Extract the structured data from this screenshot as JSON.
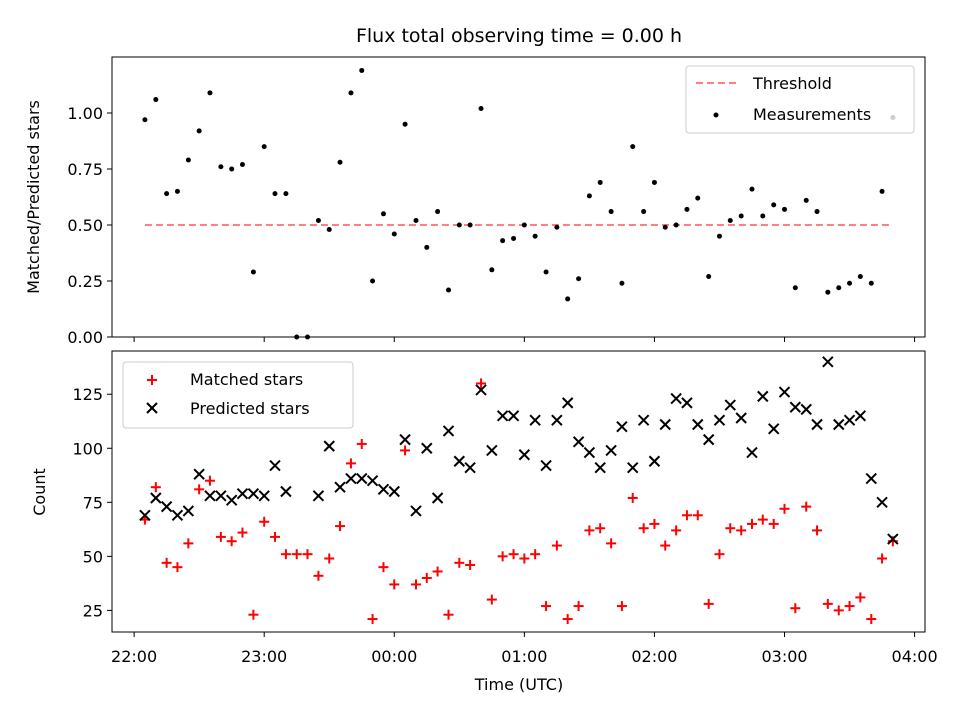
{
  "chart_data": [
    {
      "type": "scatter",
      "title": "Flux total observing time = 0.00 h",
      "xlabel": "",
      "ylabel": "Matched/Predicted stars",
      "ylim": [
        0,
        1.25
      ],
      "yticks": [
        0.0,
        0.25,
        0.5,
        0.75,
        1.0
      ],
      "ytick_labels": [
        "0.00",
        "0.25",
        "0.50",
        "0.75",
        "1.00"
      ],
      "legend_position": "top-right",
      "legend": [
        "Threshold",
        "Measurements"
      ],
      "threshold": {
        "name": "Threshold",
        "value": 0.5,
        "color": "#ff7f7f",
        "x_start": 22.083,
        "x_end": 27.833
      },
      "series": [
        {
          "name": "Measurements",
          "color": "#000000",
          "x": [
            22.083,
            22.167,
            22.25,
            22.333,
            22.417,
            22.5,
            22.583,
            22.667,
            22.75,
            22.833,
            22.917,
            23.0,
            23.083,
            23.167,
            23.25,
            23.333,
            23.417,
            23.5,
            23.583,
            23.667,
            23.75,
            23.833,
            23.917,
            24.0,
            24.083,
            24.167,
            24.25,
            24.333,
            24.417,
            24.5,
            24.583,
            24.667,
            24.75,
            24.833,
            24.917,
            25.0,
            25.083,
            25.167,
            25.25,
            25.333,
            25.417,
            25.5,
            25.583,
            25.667,
            25.75,
            25.833,
            25.917,
            26.0,
            26.083,
            26.167,
            26.25,
            26.333,
            26.417,
            26.5,
            26.583,
            26.667,
            26.75,
            26.833,
            26.917,
            27.0,
            27.083,
            27.167,
            27.25,
            27.333,
            27.417,
            27.5,
            27.583,
            27.667,
            27.75,
            27.833
          ],
          "y": [
            0.97,
            1.06,
            0.64,
            0.65,
            0.79,
            0.92,
            1.09,
            0.76,
            0.75,
            0.77,
            0.29,
            0.85,
            0.64,
            0.64,
            0.0,
            0.0,
            0.52,
            0.48,
            0.78,
            1.09,
            1.19,
            0.25,
            0.55,
            0.46,
            0.95,
            0.52,
            0.4,
            0.56,
            0.21,
            0.5,
            0.5,
            1.02,
            0.3,
            0.43,
            0.44,
            0.5,
            0.45,
            0.29,
            0.49,
            0.17,
            0.26,
            0.63,
            0.69,
            0.56,
            0.24,
            0.85,
            0.56,
            0.69,
            0.49,
            0.5,
            0.57,
            0.62,
            0.27,
            0.45,
            0.52,
            0.54,
            0.66,
            0.54,
            0.59,
            0.57,
            0.22,
            0.61,
            0.56,
            0.2,
            0.22,
            0.24,
            0.27,
            0.24,
            0.65,
            0.98
          ]
        }
      ]
    },
    {
      "type": "scatter",
      "title": "",
      "xlabel": "Time (UTC)",
      "ylabel": "Count",
      "xlim": [
        21.83,
        28.08
      ],
      "xticks": [
        22,
        23,
        24,
        25,
        26,
        27,
        28
      ],
      "xtick_labels": [
        "22:00",
        "23:00",
        "00:00",
        "01:00",
        "02:00",
        "03:00",
        "04:00"
      ],
      "ylim": [
        15,
        145
      ],
      "yticks": [
        25,
        50,
        75,
        100,
        125
      ],
      "ytick_labels": [
        "25",
        "50",
        "75",
        "100",
        "125"
      ],
      "legend_position": "top-left",
      "legend": [
        "Matched stars",
        "Predicted stars"
      ],
      "series": [
        {
          "name": "Matched stars",
          "color": "#ff0000",
          "marker": "plus",
          "x": [
            22.083,
            22.167,
            22.25,
            22.333,
            22.417,
            22.5,
            22.583,
            22.667,
            22.75,
            22.833,
            22.917,
            23.0,
            23.083,
            23.167,
            23.25,
            23.333,
            23.417,
            23.5,
            23.583,
            23.667,
            23.75,
            23.833,
            23.917,
            24.0,
            24.083,
            24.167,
            24.25,
            24.333,
            24.417,
            24.5,
            24.583,
            24.667,
            24.75,
            24.833,
            24.917,
            25.0,
            25.083,
            25.167,
            25.25,
            25.333,
            25.417,
            25.5,
            25.583,
            25.667,
            25.75,
            25.833,
            25.917,
            26.0,
            26.083,
            26.167,
            26.25,
            26.333,
            26.417,
            26.5,
            26.583,
            26.667,
            26.75,
            26.833,
            26.917,
            27.0,
            27.083,
            27.167,
            27.25,
            27.333,
            27.417,
            27.5,
            27.583,
            27.667,
            27.75,
            27.833
          ],
          "y": [
            67,
            82,
            47,
            45,
            56,
            81,
            85,
            59,
            57,
            61,
            23,
            66,
            59,
            51,
            51,
            51,
            41,
            49,
            64,
            93,
            102,
            21,
            45,
            37,
            99,
            37,
            40,
            43,
            23,
            47,
            46,
            130,
            30,
            50,
            51,
            49,
            51,
            27,
            55,
            21,
            27,
            62,
            63,
            56,
            27,
            77,
            63,
            65,
            55,
            62,
            69,
            69,
            28,
            51,
            63,
            62,
            65,
            67,
            65,
            72,
            26,
            73,
            62,
            28,
            25,
            27,
            31,
            21,
            49,
            57
          ]
        },
        {
          "name": "Predicted stars",
          "color": "#000000",
          "marker": "x",
          "x": [
            22.083,
            22.167,
            22.25,
            22.333,
            22.417,
            22.5,
            22.583,
            22.667,
            22.75,
            22.833,
            22.917,
            23.0,
            23.083,
            23.167,
            23.417,
            23.5,
            23.583,
            23.667,
            23.75,
            23.833,
            23.917,
            24.0,
            24.083,
            24.167,
            24.25,
            24.333,
            24.417,
            24.5,
            24.583,
            24.667,
            24.75,
            24.833,
            24.917,
            25.0,
            25.083,
            25.167,
            25.25,
            25.333,
            25.417,
            25.5,
            25.583,
            25.667,
            25.75,
            25.833,
            25.917,
            26.0,
            26.083,
            26.167,
            26.25,
            26.333,
            26.417,
            26.5,
            26.583,
            26.667,
            26.75,
            26.833,
            26.917,
            27.0,
            27.083,
            27.167,
            27.25,
            27.333,
            27.417,
            27.5,
            27.583,
            27.667,
            27.75,
            27.833
          ],
          "y": [
            69,
            77,
            73,
            69,
            71,
            88,
            78,
            78,
            76,
            79,
            79,
            78,
            92,
            80,
            78,
            101,
            82,
            86,
            86,
            85,
            81,
            80,
            104,
            71,
            100,
            77,
            108,
            94,
            91,
            127,
            99,
            115,
            115,
            97,
            113,
            92,
            113,
            121,
            103,
            98,
            91,
            99,
            110,
            91,
            113,
            94,
            111,
            123,
            121,
            111,
            104,
            113,
            120,
            114,
            98,
            124,
            109,
            126,
            119,
            118,
            111,
            140,
            111,
            113,
            115,
            86,
            75,
            58
          ]
        }
      ]
    }
  ]
}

☆ ☆ ☆ ☆

Work instructions:
Except for the pictures, copy the material above exactly.

Full response:
Extract the structured data from this screenshot as JSON.
{
  "chart_data": [
    {
      "type": "scatter",
      "title": "Flux total observing time = 0.00 h",
      "xlabel": "",
      "ylabel": "Matched/Predicted stars",
      "ylim": [
        0,
        1.25
      ],
      "yticks": [
        0.0,
        0.25,
        0.5,
        0.75,
        1.0
      ],
      "ytick_labels": [
        "0.00",
        "0.25",
        "0.50",
        "0.75",
        "1.00"
      ],
      "legend_position": "top-right",
      "legend": [
        "Threshold",
        "Measurements"
      ],
      "threshold": {
        "name": "Threshold",
        "value": 0.5,
        "color": "#ff7f7f",
        "x_start": 22.083,
        "x_end": 27.833
      },
      "series": [
        {
          "name": "Measurements",
          "color": "#000000",
          "x": [
            22.083,
            22.167,
            22.25,
            22.333,
            22.417,
            22.5,
            22.583,
            22.667,
            22.75,
            22.833,
            22.917,
            23.0,
            23.083,
            23.167,
            23.25,
            23.333,
            23.417,
            23.5,
            23.583,
            23.667,
            23.75,
            23.833,
            23.917,
            24.0,
            24.083,
            24.167,
            24.25,
            24.333,
            24.417,
            24.5,
            24.583,
            24.667,
            24.75,
            24.833,
            24.917,
            25.0,
            25.083,
            25.167,
            25.25,
            25.333,
            25.417,
            25.5,
            25.583,
            25.667,
            25.75,
            25.833,
            25.917,
            26.0,
            26.083,
            26.167,
            26.25,
            26.333,
            26.417,
            26.5,
            26.583,
            26.667,
            26.75,
            26.833,
            26.917,
            27.0,
            27.083,
            27.167,
            27.25,
            27.333,
            27.417,
            27.5,
            27.583,
            27.667,
            27.75,
            27.833
          ],
          "y": [
            0.97,
            1.06,
            0.64,
            0.65,
            0.79,
            0.92,
            1.09,
            0.76,
            0.75,
            0.77,
            0.29,
            0.85,
            0.64,
            0.64,
            0.0,
            0.0,
            0.52,
            0.48,
            0.78,
            1.09,
            1.19,
            0.25,
            0.55,
            0.46,
            0.95,
            0.52,
            0.4,
            0.56,
            0.21,
            0.5,
            0.5,
            1.02,
            0.3,
            0.43,
            0.44,
            0.5,
            0.45,
            0.29,
            0.49,
            0.17,
            0.26,
            0.63,
            0.69,
            0.56,
            0.24,
            0.85,
            0.56,
            0.69,
            0.49,
            0.5,
            0.57,
            0.62,
            0.27,
            0.45,
            0.52,
            0.54,
            0.66,
            0.54,
            0.59,
            0.57,
            0.22,
            0.61,
            0.56,
            0.2,
            0.22,
            0.24,
            0.27,
            0.24,
            0.65,
            0.98
          ]
        }
      ]
    },
    {
      "type": "scatter",
      "title": "",
      "xlabel": "Time (UTC)",
      "ylabel": "Count",
      "xlim": [
        21.83,
        28.08
      ],
      "xticks": [
        22,
        23,
        24,
        25,
        26,
        27,
        28
      ],
      "xtick_labels": [
        "22:00",
        "23:00",
        "00:00",
        "01:00",
        "02:00",
        "03:00",
        "04:00"
      ],
      "ylim": [
        15,
        145
      ],
      "yticks": [
        25,
        50,
        75,
        100,
        125
      ],
      "ytick_labels": [
        "25",
        "50",
        "75",
        "100",
        "125"
      ],
      "legend_position": "top-left",
      "legend": [
        "Matched stars",
        "Predicted stars"
      ],
      "series": [
        {
          "name": "Matched stars",
          "color": "#ff0000",
          "marker": "plus",
          "x": [
            22.083,
            22.167,
            22.25,
            22.333,
            22.417,
            22.5,
            22.583,
            22.667,
            22.75,
            22.833,
            22.917,
            23.0,
            23.083,
            23.167,
            23.25,
            23.333,
            23.417,
            23.5,
            23.583,
            23.667,
            23.75,
            23.833,
            23.917,
            24.0,
            24.083,
            24.167,
            24.25,
            24.333,
            24.417,
            24.5,
            24.583,
            24.667,
            24.75,
            24.833,
            24.917,
            25.0,
            25.083,
            25.167,
            25.25,
            25.333,
            25.417,
            25.5,
            25.583,
            25.667,
            25.75,
            25.833,
            25.917,
            26.0,
            26.083,
            26.167,
            26.25,
            26.333,
            26.417,
            26.5,
            26.583,
            26.667,
            26.75,
            26.833,
            26.917,
            27.0,
            27.083,
            27.167,
            27.25,
            27.333,
            27.417,
            27.5,
            27.583,
            27.667,
            27.75,
            27.833
          ],
          "y": [
            67,
            82,
            47,
            45,
            56,
            81,
            85,
            59,
            57,
            61,
            23,
            66,
            59,
            51,
            51,
            51,
            41,
            49,
            64,
            93,
            102,
            21,
            45,
            37,
            99,
            37,
            40,
            43,
            23,
            47,
            46,
            130,
            30,
            50,
            51,
            49,
            51,
            27,
            55,
            21,
            27,
            62,
            63,
            56,
            27,
            77,
            63,
            65,
            55,
            62,
            69,
            69,
            28,
            51,
            63,
            62,
            65,
            67,
            65,
            72,
            26,
            73,
            62,
            28,
            25,
            27,
            31,
            21,
            49,
            57
          ]
        },
        {
          "name": "Predicted stars",
          "color": "#000000",
          "marker": "x",
          "x": [
            22.083,
            22.167,
            22.25,
            22.333,
            22.417,
            22.5,
            22.583,
            22.667,
            22.75,
            22.833,
            22.917,
            23.0,
            23.083,
            23.167,
            23.417,
            23.5,
            23.583,
            23.667,
            23.75,
            23.833,
            23.917,
            24.0,
            24.083,
            24.167,
            24.25,
            24.333,
            24.417,
            24.5,
            24.583,
            24.667,
            24.75,
            24.833,
            24.917,
            25.0,
            25.083,
            25.167,
            25.25,
            25.333,
            25.417,
            25.5,
            25.583,
            25.667,
            25.75,
            25.833,
            25.917,
            26.0,
            26.083,
            26.167,
            26.25,
            26.333,
            26.417,
            26.5,
            26.583,
            26.667,
            26.75,
            26.833,
            26.917,
            27.0,
            27.083,
            27.167,
            27.25,
            27.333,
            27.417,
            27.5,
            27.583,
            27.667,
            27.75,
            27.833
          ],
          "y": [
            69,
            77,
            73,
            69,
            71,
            88,
            78,
            78,
            76,
            79,
            79,
            78,
            92,
            80,
            78,
            101,
            82,
            86,
            86,
            85,
            81,
            80,
            104,
            71,
            100,
            77,
            108,
            94,
            91,
            127,
            99,
            115,
            115,
            97,
            113,
            92,
            113,
            121,
            103,
            98,
            91,
            99,
            110,
            91,
            113,
            94,
            111,
            123,
            121,
            111,
            104,
            113,
            120,
            114,
            98,
            124,
            109,
            126,
            119,
            118,
            111,
            140,
            111,
            113,
            115,
            86,
            75,
            58
          ]
        }
      ]
    }
  ]
}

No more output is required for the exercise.